● Required task
Wherever the word "আগবঢ" turns up in a line of the entries, copy that line.
....
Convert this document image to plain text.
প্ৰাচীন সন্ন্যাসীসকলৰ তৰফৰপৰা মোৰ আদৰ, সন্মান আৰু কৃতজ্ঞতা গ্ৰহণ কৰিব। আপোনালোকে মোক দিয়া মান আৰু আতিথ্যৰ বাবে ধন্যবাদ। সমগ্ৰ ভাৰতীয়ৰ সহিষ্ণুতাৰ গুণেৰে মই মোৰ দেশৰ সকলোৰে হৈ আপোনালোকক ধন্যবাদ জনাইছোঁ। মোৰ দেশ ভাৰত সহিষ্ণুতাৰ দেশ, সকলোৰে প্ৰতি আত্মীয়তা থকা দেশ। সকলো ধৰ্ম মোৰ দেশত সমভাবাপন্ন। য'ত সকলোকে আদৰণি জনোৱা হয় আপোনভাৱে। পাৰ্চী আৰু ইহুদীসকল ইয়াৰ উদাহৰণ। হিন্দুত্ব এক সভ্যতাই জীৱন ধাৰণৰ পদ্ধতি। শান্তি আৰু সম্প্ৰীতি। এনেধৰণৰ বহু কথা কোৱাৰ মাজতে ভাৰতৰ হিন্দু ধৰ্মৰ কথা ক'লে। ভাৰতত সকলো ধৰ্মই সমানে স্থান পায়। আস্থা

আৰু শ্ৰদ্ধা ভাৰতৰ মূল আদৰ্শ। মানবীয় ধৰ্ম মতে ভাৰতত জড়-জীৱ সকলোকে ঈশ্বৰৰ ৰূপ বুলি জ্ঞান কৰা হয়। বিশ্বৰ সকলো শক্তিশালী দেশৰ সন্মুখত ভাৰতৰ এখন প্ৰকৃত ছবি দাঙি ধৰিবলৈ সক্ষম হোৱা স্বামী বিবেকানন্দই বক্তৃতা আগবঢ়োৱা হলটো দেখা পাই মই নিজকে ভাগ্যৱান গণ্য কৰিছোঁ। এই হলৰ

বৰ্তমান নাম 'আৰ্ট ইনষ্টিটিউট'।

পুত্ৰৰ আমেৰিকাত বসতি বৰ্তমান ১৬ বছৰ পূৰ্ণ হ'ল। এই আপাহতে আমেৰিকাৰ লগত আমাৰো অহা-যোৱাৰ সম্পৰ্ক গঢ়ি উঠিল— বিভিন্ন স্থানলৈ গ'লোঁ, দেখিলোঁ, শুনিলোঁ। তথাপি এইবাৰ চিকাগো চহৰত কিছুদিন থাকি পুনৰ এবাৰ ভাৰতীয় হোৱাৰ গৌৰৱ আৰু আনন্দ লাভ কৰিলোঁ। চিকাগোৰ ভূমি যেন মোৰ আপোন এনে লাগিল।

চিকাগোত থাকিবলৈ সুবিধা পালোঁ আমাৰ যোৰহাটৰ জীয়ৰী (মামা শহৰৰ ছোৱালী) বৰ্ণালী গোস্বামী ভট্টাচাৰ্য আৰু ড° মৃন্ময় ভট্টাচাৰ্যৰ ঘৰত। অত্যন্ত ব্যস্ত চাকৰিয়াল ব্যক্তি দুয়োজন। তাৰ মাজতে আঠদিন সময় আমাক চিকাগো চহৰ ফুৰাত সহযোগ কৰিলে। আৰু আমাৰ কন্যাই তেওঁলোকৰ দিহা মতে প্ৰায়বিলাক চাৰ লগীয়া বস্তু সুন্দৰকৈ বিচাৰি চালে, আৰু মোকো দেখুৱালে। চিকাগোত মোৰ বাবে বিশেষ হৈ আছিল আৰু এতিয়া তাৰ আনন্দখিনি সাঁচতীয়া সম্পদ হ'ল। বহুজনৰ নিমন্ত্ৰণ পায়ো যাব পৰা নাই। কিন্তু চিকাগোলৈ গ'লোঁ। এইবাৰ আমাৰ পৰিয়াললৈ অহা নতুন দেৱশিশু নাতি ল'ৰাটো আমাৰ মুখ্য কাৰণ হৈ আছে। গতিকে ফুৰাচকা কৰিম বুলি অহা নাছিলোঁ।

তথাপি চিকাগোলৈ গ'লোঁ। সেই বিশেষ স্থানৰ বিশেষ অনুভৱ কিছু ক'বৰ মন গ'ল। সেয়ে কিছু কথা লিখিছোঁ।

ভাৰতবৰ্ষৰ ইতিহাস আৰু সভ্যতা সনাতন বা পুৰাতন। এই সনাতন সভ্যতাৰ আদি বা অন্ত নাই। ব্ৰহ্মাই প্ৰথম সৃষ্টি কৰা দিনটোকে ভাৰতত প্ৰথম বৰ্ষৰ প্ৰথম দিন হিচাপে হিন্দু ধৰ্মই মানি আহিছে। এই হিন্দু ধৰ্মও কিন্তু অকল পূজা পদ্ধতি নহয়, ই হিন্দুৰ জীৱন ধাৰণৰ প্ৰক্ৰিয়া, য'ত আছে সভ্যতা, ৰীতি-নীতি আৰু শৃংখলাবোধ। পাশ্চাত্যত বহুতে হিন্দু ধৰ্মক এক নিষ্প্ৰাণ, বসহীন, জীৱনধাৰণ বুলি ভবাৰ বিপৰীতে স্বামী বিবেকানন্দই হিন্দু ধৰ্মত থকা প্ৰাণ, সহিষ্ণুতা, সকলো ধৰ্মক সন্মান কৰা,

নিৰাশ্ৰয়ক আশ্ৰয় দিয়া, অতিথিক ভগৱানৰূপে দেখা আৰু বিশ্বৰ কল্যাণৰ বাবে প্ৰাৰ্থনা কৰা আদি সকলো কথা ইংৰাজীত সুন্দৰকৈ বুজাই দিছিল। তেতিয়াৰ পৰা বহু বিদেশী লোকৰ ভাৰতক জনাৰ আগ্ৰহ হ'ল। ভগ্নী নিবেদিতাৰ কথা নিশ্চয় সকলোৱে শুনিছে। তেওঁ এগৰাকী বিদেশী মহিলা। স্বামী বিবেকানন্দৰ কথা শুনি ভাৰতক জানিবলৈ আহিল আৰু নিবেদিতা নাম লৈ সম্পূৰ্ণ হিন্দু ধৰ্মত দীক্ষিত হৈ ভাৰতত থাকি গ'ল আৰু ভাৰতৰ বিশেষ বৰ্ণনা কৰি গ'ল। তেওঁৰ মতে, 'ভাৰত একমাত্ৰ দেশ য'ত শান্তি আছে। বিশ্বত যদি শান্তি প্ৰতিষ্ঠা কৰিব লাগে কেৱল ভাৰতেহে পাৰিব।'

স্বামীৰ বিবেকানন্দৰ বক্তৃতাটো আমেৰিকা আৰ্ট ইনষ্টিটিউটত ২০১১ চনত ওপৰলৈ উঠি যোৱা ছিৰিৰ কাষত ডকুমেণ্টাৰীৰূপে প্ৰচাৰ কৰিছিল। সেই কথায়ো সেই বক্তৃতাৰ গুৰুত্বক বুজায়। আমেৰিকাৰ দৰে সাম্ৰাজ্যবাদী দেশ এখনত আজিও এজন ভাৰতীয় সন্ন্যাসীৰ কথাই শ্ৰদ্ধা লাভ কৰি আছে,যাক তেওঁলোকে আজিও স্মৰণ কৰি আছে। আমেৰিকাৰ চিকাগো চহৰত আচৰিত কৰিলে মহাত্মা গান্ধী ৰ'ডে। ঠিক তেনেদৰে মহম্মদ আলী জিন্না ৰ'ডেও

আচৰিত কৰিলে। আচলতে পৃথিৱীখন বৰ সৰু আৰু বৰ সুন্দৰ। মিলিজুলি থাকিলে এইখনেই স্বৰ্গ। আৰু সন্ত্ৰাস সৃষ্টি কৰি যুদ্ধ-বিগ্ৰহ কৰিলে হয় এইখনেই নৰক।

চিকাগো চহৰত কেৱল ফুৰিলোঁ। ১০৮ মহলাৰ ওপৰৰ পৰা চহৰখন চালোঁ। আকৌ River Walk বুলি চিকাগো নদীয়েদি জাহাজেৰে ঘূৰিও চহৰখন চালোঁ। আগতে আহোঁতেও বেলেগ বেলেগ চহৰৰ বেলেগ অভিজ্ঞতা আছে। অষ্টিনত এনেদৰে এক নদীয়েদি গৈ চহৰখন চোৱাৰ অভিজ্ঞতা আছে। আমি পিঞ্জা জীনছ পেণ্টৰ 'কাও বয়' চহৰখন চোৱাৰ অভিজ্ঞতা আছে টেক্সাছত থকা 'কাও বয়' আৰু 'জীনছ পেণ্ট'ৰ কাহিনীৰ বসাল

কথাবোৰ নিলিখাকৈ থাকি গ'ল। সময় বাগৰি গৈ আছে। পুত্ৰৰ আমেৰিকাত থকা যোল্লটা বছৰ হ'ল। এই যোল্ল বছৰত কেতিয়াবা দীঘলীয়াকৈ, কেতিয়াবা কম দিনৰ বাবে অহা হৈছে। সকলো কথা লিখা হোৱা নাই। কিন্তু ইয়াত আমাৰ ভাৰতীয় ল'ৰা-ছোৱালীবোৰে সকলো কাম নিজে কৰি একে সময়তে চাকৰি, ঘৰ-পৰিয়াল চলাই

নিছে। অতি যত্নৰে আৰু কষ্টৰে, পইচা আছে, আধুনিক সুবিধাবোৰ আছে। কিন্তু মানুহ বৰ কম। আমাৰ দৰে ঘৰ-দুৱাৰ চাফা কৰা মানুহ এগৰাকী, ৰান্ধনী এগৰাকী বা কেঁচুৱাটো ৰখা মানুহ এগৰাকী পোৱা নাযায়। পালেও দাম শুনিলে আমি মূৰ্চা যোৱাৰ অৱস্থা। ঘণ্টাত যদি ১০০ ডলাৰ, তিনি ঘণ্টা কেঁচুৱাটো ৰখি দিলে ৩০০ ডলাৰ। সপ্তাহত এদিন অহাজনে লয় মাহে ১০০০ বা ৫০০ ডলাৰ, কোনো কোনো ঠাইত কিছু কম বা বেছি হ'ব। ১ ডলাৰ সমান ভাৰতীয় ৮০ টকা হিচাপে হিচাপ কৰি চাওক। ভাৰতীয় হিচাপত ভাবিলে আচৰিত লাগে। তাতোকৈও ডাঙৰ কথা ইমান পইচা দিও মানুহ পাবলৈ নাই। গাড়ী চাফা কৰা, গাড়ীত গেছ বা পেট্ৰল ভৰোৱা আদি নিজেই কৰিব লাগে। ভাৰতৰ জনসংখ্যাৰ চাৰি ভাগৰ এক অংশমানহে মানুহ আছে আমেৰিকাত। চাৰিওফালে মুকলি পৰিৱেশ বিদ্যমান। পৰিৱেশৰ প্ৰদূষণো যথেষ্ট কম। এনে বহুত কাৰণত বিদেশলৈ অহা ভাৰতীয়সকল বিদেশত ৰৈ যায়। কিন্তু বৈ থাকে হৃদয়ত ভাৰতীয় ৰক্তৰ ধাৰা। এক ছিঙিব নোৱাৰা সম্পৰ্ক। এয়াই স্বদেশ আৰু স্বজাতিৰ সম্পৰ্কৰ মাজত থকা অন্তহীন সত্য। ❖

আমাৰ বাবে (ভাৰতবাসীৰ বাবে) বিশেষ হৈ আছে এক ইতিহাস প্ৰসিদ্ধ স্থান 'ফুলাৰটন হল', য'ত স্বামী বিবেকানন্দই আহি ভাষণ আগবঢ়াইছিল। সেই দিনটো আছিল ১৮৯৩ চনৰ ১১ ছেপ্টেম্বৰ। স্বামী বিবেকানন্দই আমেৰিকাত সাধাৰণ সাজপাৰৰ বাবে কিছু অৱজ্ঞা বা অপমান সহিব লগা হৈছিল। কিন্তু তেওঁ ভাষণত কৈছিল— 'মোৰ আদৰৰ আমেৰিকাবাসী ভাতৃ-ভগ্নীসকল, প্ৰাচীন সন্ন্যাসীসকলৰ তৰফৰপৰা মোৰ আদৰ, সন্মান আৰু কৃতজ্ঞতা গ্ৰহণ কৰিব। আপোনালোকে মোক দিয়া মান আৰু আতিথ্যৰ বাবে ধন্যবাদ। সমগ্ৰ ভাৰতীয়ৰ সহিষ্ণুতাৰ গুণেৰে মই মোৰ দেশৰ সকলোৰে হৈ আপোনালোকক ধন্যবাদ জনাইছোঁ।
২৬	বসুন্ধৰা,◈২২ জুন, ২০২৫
....
● Full solution
আৰু শ্ৰদ্ধা ভাৰতৰ মূল আদৰ্শ। মানবীয় ধৰ্ম মতে ভাৰতত জড়-জীৱ সকলোকে ঈশ্বৰৰ ৰূপ বুলি জ্ঞান কৰা হয়। বিশ্বৰ সকলো শক্তিশালী দেশৰ সন্মুখত ভাৰতৰ এখন প্ৰকৃত ছবি দাঙি ধৰিবলৈ সক্ষম হোৱা স্বামী বিবেকানন্দই বক্তৃতা আগবঢ়োৱা হলটো দেখা পাই মই নিজকে ভাগ্যৱান গণ্য কৰিছোঁ। এই হলৰ
আমাৰ বাবে (ভাৰতবাসীৰ বাবে) বিশেষ হৈ আছে এক ইতিহাস প্ৰসিদ্ধ স্থান 'ফুলাৰটন হল', য'ত স্বামী বিবেকানন্দই আহি ভাষণ আগবঢ়াইছিল। সেই দিনটো আছিল ১৮৯৩ চনৰ ১১ ছেপ্টেম্বৰ। স্বামী বিবেকানন্দই আমেৰিকাত সাধাৰণ সাজপাৰৰ বাবে কিছু অৱজ্ঞা বা অপমান সহিব লগা হৈছিল। কিন্তু তেওঁ ভাষণত কৈছিল— 'মোৰ আদৰৰ আমেৰিকাবাসী ভাতৃ-ভগ্নীসকল, প্ৰাচীন সন্ন্যাসীসকলৰ তৰফৰপৰা মোৰ আদৰ, সন্মান আৰু কৃতজ্ঞতা গ্ৰহণ কৰিব। আপোনালোকে মোক দিয়া মান আৰু আতিথ্যৰ বাবে ধন্যবাদ। সমগ্ৰ ভাৰতীয়ৰ সহিষ্ণুতাৰ গুণেৰে মই মোৰ দেশৰ সকলোৰে হৈ আপোনালোকক ধন্যবাদ জনাইছোঁ।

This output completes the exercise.